**EXERCISE REQUIREMENTS:** Write out every entry exactly as it stands.

Part of a data file
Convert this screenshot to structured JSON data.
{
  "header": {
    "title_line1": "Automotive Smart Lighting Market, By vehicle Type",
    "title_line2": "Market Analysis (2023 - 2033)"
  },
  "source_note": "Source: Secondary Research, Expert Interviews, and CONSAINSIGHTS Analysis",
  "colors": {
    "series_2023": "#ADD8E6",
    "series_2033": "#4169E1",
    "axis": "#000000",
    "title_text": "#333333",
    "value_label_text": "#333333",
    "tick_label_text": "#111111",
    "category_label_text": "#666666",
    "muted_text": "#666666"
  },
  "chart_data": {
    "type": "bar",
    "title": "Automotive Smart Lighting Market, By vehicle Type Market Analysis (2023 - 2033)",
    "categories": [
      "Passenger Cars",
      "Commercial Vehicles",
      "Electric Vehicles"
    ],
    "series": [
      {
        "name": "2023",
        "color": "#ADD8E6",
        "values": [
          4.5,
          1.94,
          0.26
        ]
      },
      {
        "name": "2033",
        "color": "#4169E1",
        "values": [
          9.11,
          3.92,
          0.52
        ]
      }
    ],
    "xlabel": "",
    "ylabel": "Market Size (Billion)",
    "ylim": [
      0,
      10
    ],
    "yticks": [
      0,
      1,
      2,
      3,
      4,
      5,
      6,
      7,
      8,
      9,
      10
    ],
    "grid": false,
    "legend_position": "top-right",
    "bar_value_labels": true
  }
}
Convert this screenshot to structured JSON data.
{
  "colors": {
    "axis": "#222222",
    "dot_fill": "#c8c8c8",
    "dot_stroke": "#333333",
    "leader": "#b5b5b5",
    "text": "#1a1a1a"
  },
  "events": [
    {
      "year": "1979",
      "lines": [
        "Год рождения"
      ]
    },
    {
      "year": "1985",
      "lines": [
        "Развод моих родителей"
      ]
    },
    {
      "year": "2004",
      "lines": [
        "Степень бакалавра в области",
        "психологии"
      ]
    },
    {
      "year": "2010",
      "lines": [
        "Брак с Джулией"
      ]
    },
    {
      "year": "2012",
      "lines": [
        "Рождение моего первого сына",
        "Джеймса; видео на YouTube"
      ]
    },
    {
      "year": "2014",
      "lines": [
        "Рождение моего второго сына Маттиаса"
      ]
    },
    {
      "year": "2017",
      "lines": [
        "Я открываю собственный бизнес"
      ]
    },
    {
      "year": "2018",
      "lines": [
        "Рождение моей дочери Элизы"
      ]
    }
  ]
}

**EXPECTED ANSWER:**
Convert this screenshot to structured JSON data.
{
  "header": {
    "title_line1": "Automotive Smart Lighting Market, By vehicle Type",
    "title_line2": "Market Analysis (2023 - 2033)"
  },
  "source_note": "Source: Secondary Research, Expert Interviews, and CONSAINSIGHTS Analysis",
  "colors": {
    "series_2023": "#ADD8E6",
    "series_2033": "#4169E1",
    "axis": "#000000",
    "title_text": "#333333",
    "value_label_text": "#333333",
    "tick_label_text": "#111111",
    "category_label_text": "#666666",
    "muted_text": "#666666"
  },
  "chart_data": {
    "type": "bar",
    "title": "Automotive Smart Lighting Market, By vehicle Type Market Analysis (2023 - 2033)",
    "categories": [
      "Passenger Cars",
      "Commercial Vehicles",
      "Electric Vehicles"
    ],
    "series": [
      {
        "name": "2023",
        "color": "#ADD8E6",
        "values": [
          4.5,
          1.94,
          0.26
        ]
      },
      {
        "name": "2033",
        "color": "#4169E1",
        "values": [
          9.11,
          3.92,
          0.52
        ]
      }
    ],
    "xlabel": "",
    "ylabel": "Market Size (Billion)",
    "ylim": [
      0,
      10
    ],
    "yticks": [
      0,
      1,
      2,
      3,
      4,
      5,
      6,
      7,
      8,
      9,
      10
    ],
    "grid": false,
    "legend_position": "top-right",
    "bar_value_labels": true
  }
}
Convert this screenshot to structured JSON data.
{
  "colors": {
    "axis": "#222222",
    "dot_fill": "#c8c8c8",
    "dot_stroke": "#333333",
    "leader": "#b5b5b5",
    "text": "#1a1a1a"
  },
  "events": [
    {
      "year": "1979",
      "lines": [
        "Год рождения"
      ]
    },
    {
      "year": "1985",
      "lines": [
        "Развод моих родителей"
      ]
    },
    {
      "year": "2004",
      "lines": [
        "Степень бакалавра в области",
        "психологии"
      ]
    },
    {
      "year": "2010",
      "lines": [
        "Брак с Джулией"
      ]
    },
    {
      "year": "2012",
      "lines": [
        "Рождение моего первого сына",
        "Джеймса; видео на YouTube"
      ]
    },
    {
      "year": "2014",
      "lines": [
        "Рождение моего второго сына Маттиаса"
      ]
    },
    {
      "year": "2017",
      "lines": [
        "Я открываю собственный бизнес"
      ]
    },
    {
      "year": "2018",
      "lines": [
        "Рождение моей дочери Элизы"
      ]
    }
  ]
}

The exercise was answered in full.